* BEGIN *

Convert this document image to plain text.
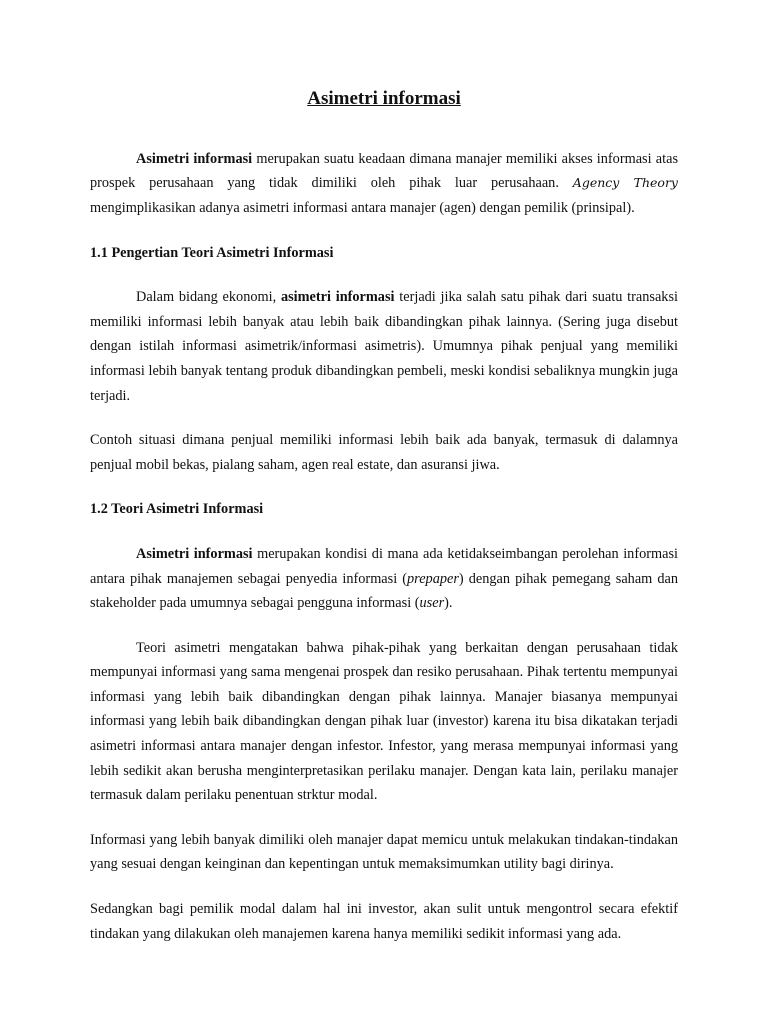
Asimetri informasi

Asimetri informasi merupakan suatu keadaan dimana manajer memiliki akses informasi atas prospek perusahaan yang tidak dimiliki oleh pihak luar perusahaan. Agency Theory mengimplikasikan adanya asimetri informasi antara manajer (agen) dengan pemilik (prinsipal).

1.1 Pengertian Teori Asimetri Informasi

Dalam bidang ekonomi, asimetri informasi terjadi jika salah satu pihak dari suatu transaksi memiliki informasi lebih banyak atau lebih baik dibandingkan pihak lainnya. (Sering juga disebut dengan istilah informasi asimetrik/informasi asimetris). Umumnya pihak penjual yang memiliki informasi lebih banyak tentang produk dibandingkan pembeli, meski kondisi sebaliknya mungkin juga terjadi.

Contoh situasi dimana penjual memiliki informasi lebih baik ada banyak, termasuk di dalamnya penjual mobil bekas, pialang saham, agen real estate, dan asuransi jiwa.

1.2 Teori Asimetri Informasi

Asimetri informasi merupakan kondisi di mana ada ketidakseimbangan perolehan informasi antara pihak manajemen sebagai penyedia informasi (prepaper) dengan pihak pemegang saham dan stakeholder pada umumnya sebagai pengguna informasi (user).

Teori asimetri mengatakan bahwa pihak-pihak yang berkaitan dengan perusahaan tidak mempunyai informasi yang sama mengenai prospek dan resiko perusahaan. Pihak tertentu mempunyai informasi yang lebih baik dibandingkan dengan pihak lainnya. Manajer biasanya mempunyai informasi yang lebih baik dibandingkan dengan pihak luar (investor) karena itu bisa dikatakan terjadi asimetri informasi antara manajer dengan infestor. Infestor, yang merasa mempunyai informasi yang lebih sedikit akan berusha menginterpretasikan perilaku manajer. Dengan kata lain, perilaku manajer termasuk dalam perilaku penentuan strktur modal.

Informasi yang lebih banyak dimiliki oleh manajer dapat memicu untuk melakukan tindakan-tindakan yang sesuai dengan keinginan dan kepentingan untuk memaksimumkan utility bagi dirinya.

Sedangkan bagi pemilik modal dalam hal ini investor, akan sulit untuk mengontrol secara efektif tindakan yang dilakukan oleh manajemen karena hanya memiliki sedikit informasi yang ada.
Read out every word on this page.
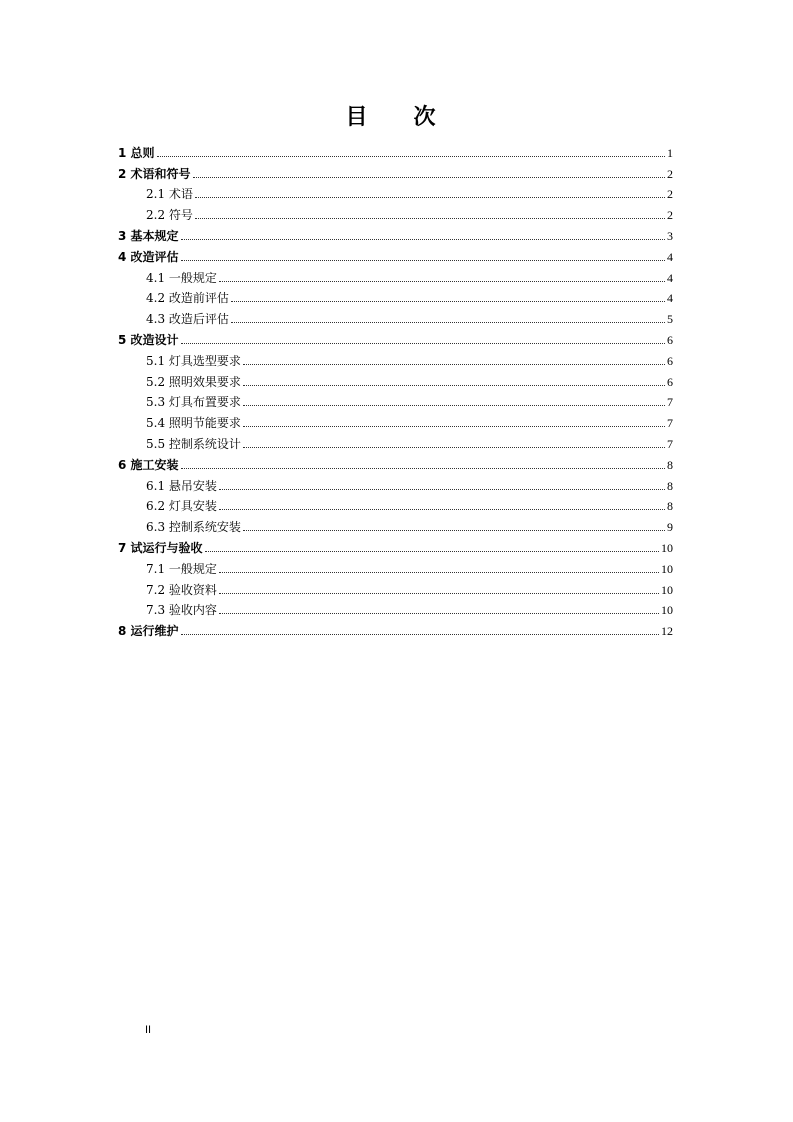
目　次
1 总则	1
2 术语和符号	2
2.1 术语	2
2.2 符号	2
3 基本规定	3
4 改造评估	4
4.1 一般规定	4
4.2 改造前评估	4
4.3 改造后评估	5
5 改造设计	6
5.1 灯具选型要求	6
5.2 照明效果要求	6
5.3 灯具布置要求	7
5.4 照明节能要求	7
5.5 控制系统设计	7
6 施工安装	8
6.1 悬吊安装	8
6.2 灯具安装	8
6.3 控制系统安装	9
7 试运行与验收	10
7.1 一般规定	10
7.2 验收资料	10
7.3 验收内容	10
8 运行维护	12
II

* END *

### What needs to be done
From the line containing "Read out every word on this page." down to the last line of the entries above, copy each line exactly and nothing more. Leave pictures out.

### The result
Read out every word on this page.
目　次
1 总则	1
2 术语和符号	2
2.1 术语	2
2.2 符号	2
3 基本规定	3
4 改造评估	4
4.1 一般规定	4
4.2 改造前评估	4
4.3 改造后评估	5
5 改造设计	6
5.1 灯具选型要求	6
5.2 照明效果要求	6
5.3 灯具布置要求	7
5.4 照明节能要求	7
5.5 控制系统设计	7
6 施工安装	8
6.1 悬吊安装	8
6.2 灯具安装	8
6.3 控制系统安装	9
7 试运行与验收	10
7.1 一般规定	10
7.2 验收资料	10
7.3 验收内容	10
8 运行维护	12
II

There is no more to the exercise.